[start Provided data]

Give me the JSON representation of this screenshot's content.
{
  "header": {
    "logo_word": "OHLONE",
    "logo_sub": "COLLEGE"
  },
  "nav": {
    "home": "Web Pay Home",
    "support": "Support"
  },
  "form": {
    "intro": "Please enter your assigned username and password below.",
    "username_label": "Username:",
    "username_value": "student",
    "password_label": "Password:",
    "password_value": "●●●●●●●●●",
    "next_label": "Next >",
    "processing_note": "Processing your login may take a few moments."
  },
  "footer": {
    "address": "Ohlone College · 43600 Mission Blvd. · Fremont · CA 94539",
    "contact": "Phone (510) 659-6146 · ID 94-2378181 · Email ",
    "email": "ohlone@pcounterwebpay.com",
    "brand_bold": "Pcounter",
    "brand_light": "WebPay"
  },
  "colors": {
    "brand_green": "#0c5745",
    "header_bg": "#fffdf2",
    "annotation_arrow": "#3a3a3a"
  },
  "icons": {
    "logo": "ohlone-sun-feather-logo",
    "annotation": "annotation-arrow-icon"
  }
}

[end Provided data]

Work required: Set out the complete listing exactly as shown.

Exercise response:
Give me the JSON representation of this screenshot's content.
{
  "header": {
    "logo_word": "OHLONE",
    "logo_sub": "COLLEGE"
  },
  "nav": {
    "home": "Web Pay Home",
    "support": "Support"
  },
  "form": {
    "intro": "Please enter your assigned username and password below.",
    "username_label": "Username:",
    "username_value": "student",
    "password_label": "Password:",
    "password_value": "●●●●●●●●●",
    "next_label": "Next >",
    "processing_note": "Processing your login may take a few moments."
  },
  "footer": {
    "address": "Ohlone College · 43600 Mission Blvd. · Fremont · CA 94539",
    "contact": "Phone (510) 659-6146 · ID 94-2378181 · Email ",
    "email": "ohlone@pcounterwebpay.com",
    "brand_bold": "Pcounter",
    "brand_light": "WebPay"
  },
  "colors": {
    "brand_green": "#0c5745",
    "header_bg": "#fffdf2",
    "annotation_arrow": "#3a3a3a"
  },
  "icons": {
    "logo": "ohlone-sun-feather-logo",
    "annotation": "annotation-arrow-icon"
  }
}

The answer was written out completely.